WRITTEN REQUEST.
Omit every picture and return the rest of the data unaltered.

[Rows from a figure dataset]
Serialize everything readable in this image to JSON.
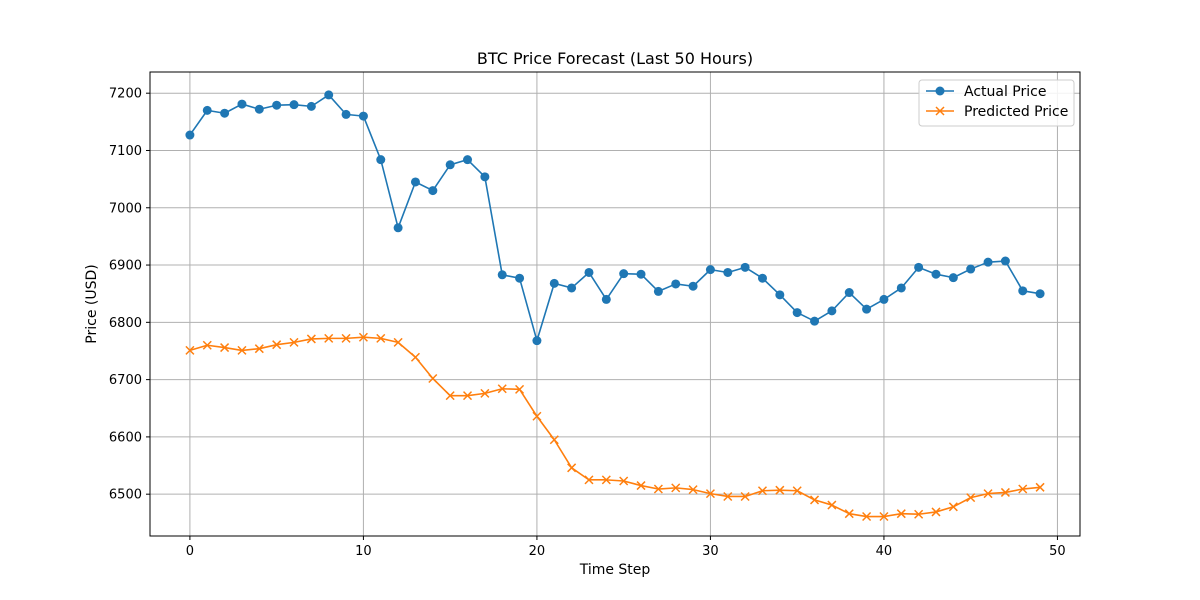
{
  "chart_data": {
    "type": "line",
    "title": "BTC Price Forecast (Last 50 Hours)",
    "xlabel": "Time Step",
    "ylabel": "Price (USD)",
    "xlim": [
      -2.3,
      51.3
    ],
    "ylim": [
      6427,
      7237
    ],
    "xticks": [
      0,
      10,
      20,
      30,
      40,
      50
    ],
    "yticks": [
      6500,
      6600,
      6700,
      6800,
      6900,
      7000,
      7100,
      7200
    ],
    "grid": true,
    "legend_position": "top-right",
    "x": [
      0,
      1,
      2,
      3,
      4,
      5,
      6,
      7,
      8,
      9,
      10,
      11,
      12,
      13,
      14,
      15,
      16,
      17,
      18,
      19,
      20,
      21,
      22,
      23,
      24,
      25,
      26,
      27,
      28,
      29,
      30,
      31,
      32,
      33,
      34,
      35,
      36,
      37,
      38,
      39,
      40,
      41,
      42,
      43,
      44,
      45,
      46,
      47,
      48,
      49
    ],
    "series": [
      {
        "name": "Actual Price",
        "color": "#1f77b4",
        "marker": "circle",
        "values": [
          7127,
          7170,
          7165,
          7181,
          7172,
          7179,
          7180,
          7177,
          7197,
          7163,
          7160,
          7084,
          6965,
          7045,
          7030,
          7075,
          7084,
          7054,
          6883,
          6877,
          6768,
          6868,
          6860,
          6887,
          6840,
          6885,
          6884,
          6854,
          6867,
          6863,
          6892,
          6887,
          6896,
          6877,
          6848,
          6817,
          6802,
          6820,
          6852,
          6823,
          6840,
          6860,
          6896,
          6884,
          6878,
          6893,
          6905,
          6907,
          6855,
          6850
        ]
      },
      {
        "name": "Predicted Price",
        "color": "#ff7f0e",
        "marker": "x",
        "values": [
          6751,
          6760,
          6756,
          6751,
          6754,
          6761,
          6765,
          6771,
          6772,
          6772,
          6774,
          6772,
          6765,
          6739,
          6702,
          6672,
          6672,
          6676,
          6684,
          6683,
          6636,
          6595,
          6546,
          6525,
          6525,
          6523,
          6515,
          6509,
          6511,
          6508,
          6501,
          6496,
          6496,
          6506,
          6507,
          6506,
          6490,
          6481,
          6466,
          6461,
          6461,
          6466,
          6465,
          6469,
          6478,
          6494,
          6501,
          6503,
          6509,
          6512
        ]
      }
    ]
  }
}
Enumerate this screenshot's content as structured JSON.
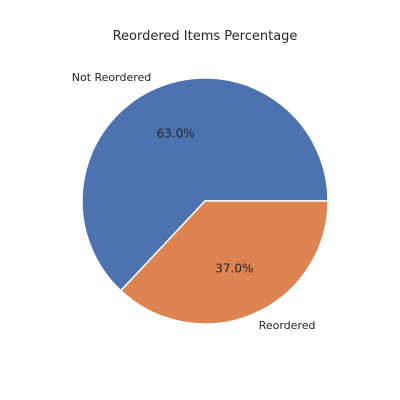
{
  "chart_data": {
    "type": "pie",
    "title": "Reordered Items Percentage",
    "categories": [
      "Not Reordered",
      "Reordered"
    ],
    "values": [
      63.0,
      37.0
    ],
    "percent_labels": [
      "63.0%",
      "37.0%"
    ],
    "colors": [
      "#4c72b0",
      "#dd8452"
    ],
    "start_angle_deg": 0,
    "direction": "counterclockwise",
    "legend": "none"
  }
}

ANSWER FOR THIS EXERCISE.
Serialize everything readable in this image to JSON.
{
  "chart_data": {
    "type": "line",
    "title": "BTC Price Forecast (Last 50 Hours)",
    "xlabel": "Time Step",
    "ylabel": "Price (USD)",
    "xlim": [
      -2.3,
      51.3
    ],
    "ylim": [
      6427,
      7237
    ],
    "xticks": [
      0,
      10,
      20,
      30,
      40,
      50
    ],
    "yticks": [
      6500,
      6600,
      6700,
      6800,
      6900,
      7000,
      7100,
      7200
    ],
    "grid": true,
    "legend_position": "top-right",
    "x": [
      0,
      1,
      2,
      3,
      4,
      5,
      6,
      7,
      8,
      9,
      10,
      11,
      12,
      13,
      14,
      15,
      16,
      17,
      18,
      19,
      20,
      21,
      22,
      23,
      24,
      25,
      26,
      27,
      28,
      29,
      30,
      31,
      32,
      33,
      34,
      35,
      36,
      37,
      38,
      39,
      40,
      41,
      42,
      43,
      44,
      45,
      46,
      47,
      48,
      49
    ],
    "series": [
      {
        "name": "Actual Price",
        "color": "#1f77b4",
        "marker": "circle",
        "values": [
          7127,
          7170,
          7165,
          7181,
          7172,
          7179,
          7180,
          7177,
          7197,
          7163,
          7160,
          7084,
          6965,
          7045,
          7030,
          7075,
          7084,
          7054,
          6883,
          6877,
          6768,
          6868,
          6860,
          6887,
          6840,
          6885,
          6884,
          6854,
          6867,
          6863,
          6892,
          6887,
          6896,
          6877,
          6848,
          6817,
          6802,
          6820,
          6852,
          6823,
          6840,
          6860,
          6896,
          6884,
          6878,
          6893,
          6905,
          6907,
          6855,
          6850
        ]
      },
      {
        "name": "Predicted Price",
        "color": "#ff7f0e",
        "marker": "x",
        "values": [
          6751,
          6760,
          6756,
          6751,
          6754,
          6761,
          6765,
          6771,
          6772,
          6772,
          6774,
          6772,
          6765,
          6739,
          6702,
          6672,
          6672,
          6676,
          6684,
          6683,
          6636,
          6595,
          6546,
          6525,
          6525,
          6523,
          6515,
          6509,
          6511,
          6508,
          6501,
          6496,
          6496,
          6506,
          6507,
          6506,
          6490,
          6481,
          6466,
          6461,
          6461,
          6466,
          6465,
          6469,
          6478,
          6494,
          6501,
          6503,
          6509,
          6512
        ]
      }
    ]
  }
}
Enumerate this screenshot's content as structured JSON.
{
  "chart_data": {
    "type": "pie",
    "title": "Reordered Items Percentage",
    "categories": [
      "Not Reordered",
      "Reordered"
    ],
    "values": [
      63.0,
      37.0
    ],
    "percent_labels": [
      "63.0%",
      "37.0%"
    ],
    "colors": [
      "#4c72b0",
      "#dd8452"
    ],
    "start_angle_deg": 0,
    "direction": "counterclockwise",
    "legend": "none"
  }
}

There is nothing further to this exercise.